[DATA LISTING start]
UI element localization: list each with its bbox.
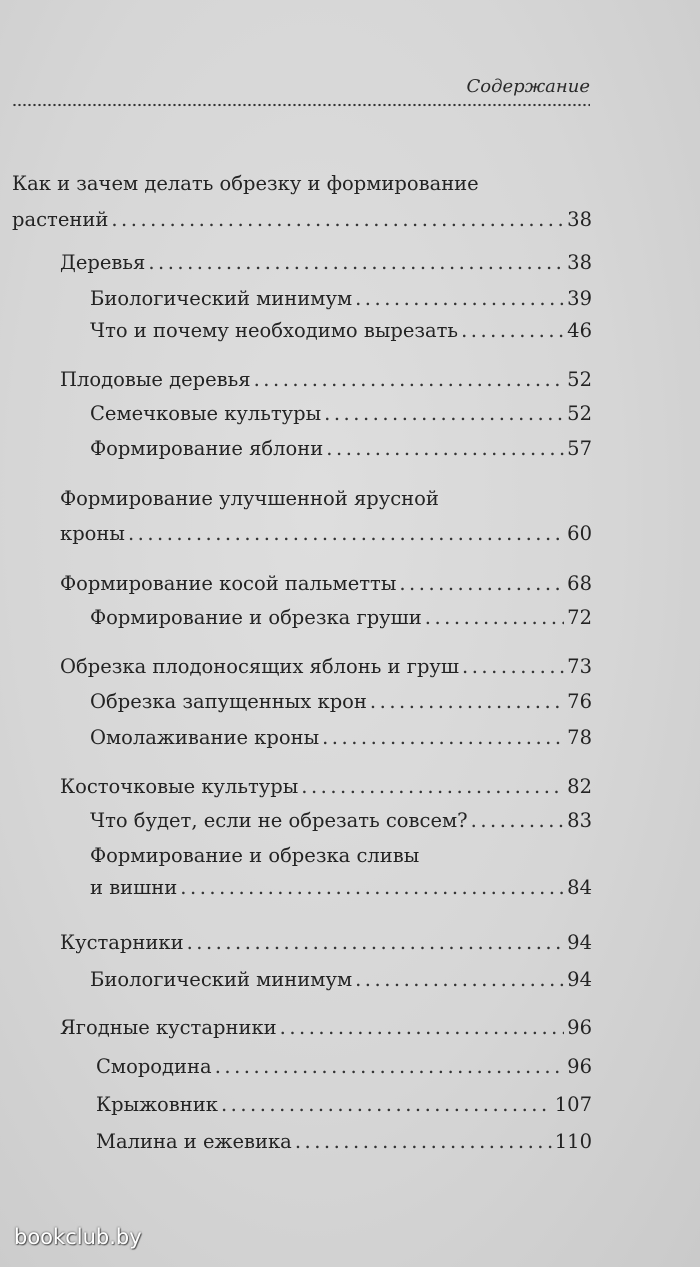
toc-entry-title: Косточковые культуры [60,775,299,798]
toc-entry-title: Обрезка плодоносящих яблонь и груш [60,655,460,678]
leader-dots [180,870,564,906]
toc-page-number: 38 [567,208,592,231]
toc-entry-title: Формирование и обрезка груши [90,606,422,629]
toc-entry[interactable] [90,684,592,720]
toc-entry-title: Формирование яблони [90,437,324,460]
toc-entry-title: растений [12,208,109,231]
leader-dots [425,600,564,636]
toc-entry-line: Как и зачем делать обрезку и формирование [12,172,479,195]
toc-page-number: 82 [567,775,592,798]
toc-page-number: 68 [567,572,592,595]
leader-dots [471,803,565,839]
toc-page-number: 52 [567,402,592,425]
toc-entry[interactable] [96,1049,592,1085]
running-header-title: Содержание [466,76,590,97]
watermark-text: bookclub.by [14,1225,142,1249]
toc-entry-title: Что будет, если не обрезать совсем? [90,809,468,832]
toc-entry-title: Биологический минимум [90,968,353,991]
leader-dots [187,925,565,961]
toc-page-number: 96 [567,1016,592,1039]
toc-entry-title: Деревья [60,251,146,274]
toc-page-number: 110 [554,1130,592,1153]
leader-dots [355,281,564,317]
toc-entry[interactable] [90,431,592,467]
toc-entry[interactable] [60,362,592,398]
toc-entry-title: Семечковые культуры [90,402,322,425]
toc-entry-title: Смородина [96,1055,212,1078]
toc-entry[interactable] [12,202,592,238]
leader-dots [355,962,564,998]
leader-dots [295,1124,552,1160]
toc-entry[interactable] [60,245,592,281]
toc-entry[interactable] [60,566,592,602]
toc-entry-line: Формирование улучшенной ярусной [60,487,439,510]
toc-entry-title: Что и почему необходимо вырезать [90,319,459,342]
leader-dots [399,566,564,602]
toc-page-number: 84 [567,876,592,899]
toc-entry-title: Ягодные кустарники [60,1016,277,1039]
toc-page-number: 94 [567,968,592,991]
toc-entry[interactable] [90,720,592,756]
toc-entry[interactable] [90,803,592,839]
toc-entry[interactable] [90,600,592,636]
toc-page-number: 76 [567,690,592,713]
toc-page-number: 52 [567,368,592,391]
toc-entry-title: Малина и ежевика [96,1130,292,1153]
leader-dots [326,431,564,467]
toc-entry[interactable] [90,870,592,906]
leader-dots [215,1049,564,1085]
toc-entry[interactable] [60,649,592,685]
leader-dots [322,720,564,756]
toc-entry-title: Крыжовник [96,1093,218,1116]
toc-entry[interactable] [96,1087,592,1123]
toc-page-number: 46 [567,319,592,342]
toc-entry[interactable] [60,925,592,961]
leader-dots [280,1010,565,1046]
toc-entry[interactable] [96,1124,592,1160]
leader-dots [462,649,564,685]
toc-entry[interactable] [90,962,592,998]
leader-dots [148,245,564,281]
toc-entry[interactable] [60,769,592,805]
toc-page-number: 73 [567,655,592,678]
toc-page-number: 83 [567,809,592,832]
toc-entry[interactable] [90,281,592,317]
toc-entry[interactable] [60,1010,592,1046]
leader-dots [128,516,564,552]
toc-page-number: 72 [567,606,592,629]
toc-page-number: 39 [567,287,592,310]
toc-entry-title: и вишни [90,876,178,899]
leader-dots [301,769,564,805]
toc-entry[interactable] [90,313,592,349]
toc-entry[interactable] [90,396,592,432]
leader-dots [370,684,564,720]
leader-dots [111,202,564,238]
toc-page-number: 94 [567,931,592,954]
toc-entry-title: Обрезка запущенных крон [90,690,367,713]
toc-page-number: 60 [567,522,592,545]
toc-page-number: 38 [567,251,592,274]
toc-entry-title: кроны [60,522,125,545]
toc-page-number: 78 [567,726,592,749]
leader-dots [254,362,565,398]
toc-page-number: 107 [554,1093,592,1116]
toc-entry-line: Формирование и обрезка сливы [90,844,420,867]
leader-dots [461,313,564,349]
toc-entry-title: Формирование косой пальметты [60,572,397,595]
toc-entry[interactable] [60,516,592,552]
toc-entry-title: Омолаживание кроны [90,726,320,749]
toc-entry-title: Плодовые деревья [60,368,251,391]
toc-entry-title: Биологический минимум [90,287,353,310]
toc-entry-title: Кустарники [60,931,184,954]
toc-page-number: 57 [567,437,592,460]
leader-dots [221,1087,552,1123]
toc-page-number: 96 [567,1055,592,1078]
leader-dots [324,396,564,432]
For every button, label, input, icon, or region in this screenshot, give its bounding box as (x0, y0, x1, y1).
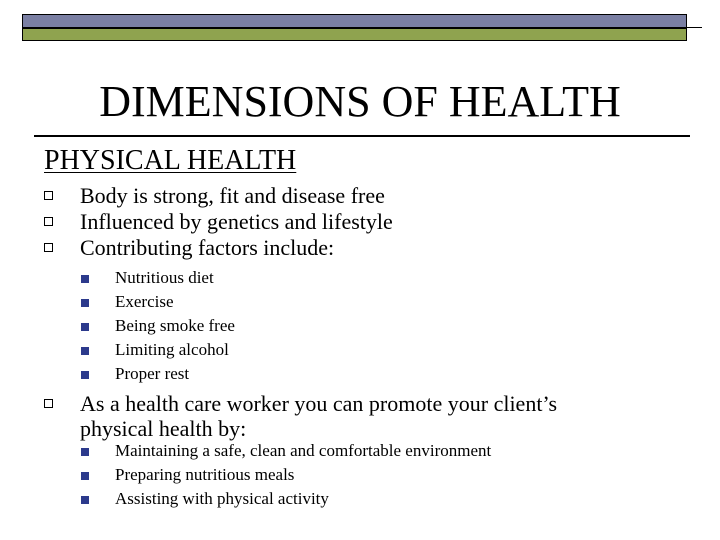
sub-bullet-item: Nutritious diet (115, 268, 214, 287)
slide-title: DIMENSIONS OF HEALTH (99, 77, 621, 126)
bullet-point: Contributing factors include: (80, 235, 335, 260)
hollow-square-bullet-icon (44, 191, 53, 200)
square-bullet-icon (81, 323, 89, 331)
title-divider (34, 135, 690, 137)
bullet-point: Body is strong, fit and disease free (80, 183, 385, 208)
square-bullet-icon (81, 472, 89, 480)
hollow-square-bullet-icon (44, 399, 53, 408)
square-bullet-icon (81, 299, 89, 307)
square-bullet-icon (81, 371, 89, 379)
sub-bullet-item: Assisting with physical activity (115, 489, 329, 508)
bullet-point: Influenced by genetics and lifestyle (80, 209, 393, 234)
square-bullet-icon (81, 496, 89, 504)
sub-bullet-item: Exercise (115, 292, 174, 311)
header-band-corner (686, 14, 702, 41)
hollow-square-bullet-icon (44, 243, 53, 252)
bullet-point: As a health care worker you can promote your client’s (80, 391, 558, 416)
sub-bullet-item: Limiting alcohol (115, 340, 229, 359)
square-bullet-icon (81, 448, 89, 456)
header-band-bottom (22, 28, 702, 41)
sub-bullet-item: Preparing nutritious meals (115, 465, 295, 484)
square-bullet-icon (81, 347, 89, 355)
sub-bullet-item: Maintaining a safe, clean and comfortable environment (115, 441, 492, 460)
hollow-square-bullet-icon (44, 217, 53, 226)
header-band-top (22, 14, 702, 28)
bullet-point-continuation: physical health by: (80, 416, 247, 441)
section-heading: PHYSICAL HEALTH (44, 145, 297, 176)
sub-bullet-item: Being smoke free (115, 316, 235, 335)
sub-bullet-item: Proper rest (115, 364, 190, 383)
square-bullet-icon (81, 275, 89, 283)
[DATA LISTING end]
» REQUIREMENTS: Please write out every line of the records above word for word, leaving out the pictures.

» THE RESULT:
UI element localization: list each with its bbox.
toc-entry-title: Косточковые культуры [60,775,299,798]
toc-entry-title: Обрезка плодоносящих яблонь и груш [60,655,460,678]
leader-dots [180,870,564,906]
toc-page-number: 38 [567,208,592,231]
toc-entry-title: Формирование и обрезка груши [90,606,422,629]
toc-entry[interactable] [90,684,592,720]
toc-entry-title: Формирование яблони [90,437,324,460]
toc-entry-title: растений [12,208,109,231]
leader-dots [425,600,564,636]
toc-entry-line: Как и зачем делать обрезку и формирование [12,172,479,195]
toc-page-number: 82 [567,775,592,798]
toc-page-number: 68 [567,572,592,595]
leader-dots [471,803,565,839]
toc-page-number: 52 [567,402,592,425]
toc-entry[interactable] [96,1049,592,1085]
running-header-title: Содержание [466,76,590,97]
watermark-text: bookclub.by [14,1225,142,1249]
toc-entry-title: Что будет, если не обрезать совсем? [90,809,468,832]
toc-entry-title: Биологический минимум [90,968,353,991]
leader-dots [187,925,565,961]
toc-page-number: 96 [567,1016,592,1039]
toc-entry-title: Деревья [60,251,146,274]
toc-page-number: 110 [554,1130,592,1153]
leader-dots [355,281,564,317]
toc-entry[interactable] [90,431,592,467]
toc-entry[interactable] [60,362,592,398]
toc-entry-title: Семечковые культуры [90,402,322,425]
toc-entry-title: Смородина [96,1055,212,1078]
toc-entry[interactable] [12,202,592,238]
leader-dots [355,962,564,998]
leader-dots [295,1124,552,1160]
toc-entry[interactable] [60,245,592,281]
toc-entry[interactable] [60,566,592,602]
toc-entry-line: Формирование улучшенной ярусной [60,487,439,510]
toc-entry-title: Что и почему необходимо вырезать [90,319,459,342]
leader-dots [399,566,564,602]
toc-page-number: 84 [567,876,592,899]
toc-entry-title: Ягодные кустарники [60,1016,277,1039]
toc-page-number: 94 [567,968,592,991]
toc-entry[interactable] [90,720,592,756]
toc-entry[interactable] [90,803,592,839]
toc-entry[interactable] [90,600,592,636]
toc-page-number: 76 [567,690,592,713]
toc-page-number: 52 [567,368,592,391]
toc-entry-title: Малина и ежевика [96,1130,292,1153]
leader-dots [326,431,564,467]
toc-entry[interactable] [90,870,592,906]
leader-dots [215,1049,564,1085]
toc-entry[interactable] [60,649,592,685]
leader-dots [322,720,564,756]
toc-entry-title: Крыжовник [96,1093,218,1116]
toc-entry[interactable] [96,1087,592,1123]
toc-page-number: 46 [567,319,592,342]
toc-entry[interactable] [60,925,592,961]
leader-dots [280,1010,565,1046]
toc-entry[interactable] [96,1124,592,1160]
leader-dots [462,649,564,685]
toc-entry[interactable] [90,962,592,998]
leader-dots [148,245,564,281]
toc-entry[interactable] [60,769,592,805]
toc-page-number: 73 [567,655,592,678]
toc-page-number: 83 [567,809,592,832]
toc-entry[interactable] [90,281,592,317]
toc-entry[interactable] [60,1010,592,1046]
leader-dots [128,516,564,552]
toc-page-number: 72 [567,606,592,629]
toc-page-number: 39 [567,287,592,310]
toc-entry-title: и вишни [90,876,178,899]
leader-dots [301,769,564,805]
toc-entry[interactable] [90,313,592,349]
toc-entry[interactable] [90,396,592,432]
leader-dots [370,684,564,720]
leader-dots [111,202,564,238]
toc-page-number: 94 [567,931,592,954]
toc-entry-title: Обрезка запущенных крон [90,690,367,713]
toc-page-number: 60 [567,522,592,545]
toc-page-number: 38 [567,251,592,274]
toc-entry-title: кроны [60,522,125,545]
toc-page-number: 78 [567,726,592,749]
leader-dots [254,362,565,398]
toc-page-number: 107 [554,1093,592,1116]
toc-entry-line: Формирование и обрезка сливы [90,844,420,867]
leader-dots [461,313,564,349]
toc-entry-title: Формирование косой пальметты [60,572,397,595]
toc-entry[interactable] [60,516,592,552]
toc-entry-title: Омолаживание кроны [90,726,320,749]
toc-entry-title: Плодовые деревья [60,368,251,391]
toc-entry-title: Биологический минимум [90,287,353,310]
toc-entry-title: Кустарники [60,931,184,954]
toc-page-number: 57 [567,437,592,460]
leader-dots [221,1087,552,1123]
toc-page-number: 96 [567,1055,592,1078]
leader-dots [324,396,564,432]
For every button, label, input, icon, or region in this screenshot, give its bounding box as (x0, y0, x1, y1).
sub-bullet-item: Nutritious diet (115, 268, 214, 287)
slide-title: DIMENSIONS OF HEALTH (99, 77, 621, 126)
bullet-point: Contributing factors include: (80, 235, 335, 260)
hollow-square-bullet-icon (44, 191, 53, 200)
square-bullet-icon (81, 323, 89, 331)
title-divider (34, 135, 690, 137)
bullet-point: Body is strong, fit and disease free (80, 183, 385, 208)
square-bullet-icon (81, 472, 89, 480)
hollow-square-bullet-icon (44, 399, 53, 408)
square-bullet-icon (81, 299, 89, 307)
square-bullet-icon (81, 371, 89, 379)
sub-bullet-item: Assisting with physical activity (115, 489, 329, 508)
bullet-point: Influenced by genetics and lifestyle (80, 209, 393, 234)
square-bullet-icon (81, 496, 89, 504)
sub-bullet-item: Exercise (115, 292, 174, 311)
header-band-corner (686, 14, 702, 41)
hollow-square-bullet-icon (44, 243, 53, 252)
bullet-point: As a health care worker you can promote your client’s (80, 391, 558, 416)
sub-bullet-item: Limiting alcohol (115, 340, 229, 359)
square-bullet-icon (81, 448, 89, 456)
header-band-bottom (22, 28, 702, 41)
sub-bullet-item: Preparing nutritious meals (115, 465, 295, 484)
square-bullet-icon (81, 347, 89, 355)
sub-bullet-item: Maintaining a safe, clean and comfortable environment (115, 441, 492, 460)
hollow-square-bullet-icon (44, 217, 53, 226)
header-band-top (22, 14, 702, 28)
bullet-point-continuation: physical health by: (80, 416, 247, 441)
section-heading: PHYSICAL HEALTH (44, 145, 297, 176)
sub-bullet-item: Being smoke free (115, 316, 235, 335)
sub-bullet-item: Proper rest (115, 364, 190, 383)
square-bullet-icon (81, 275, 89, 283)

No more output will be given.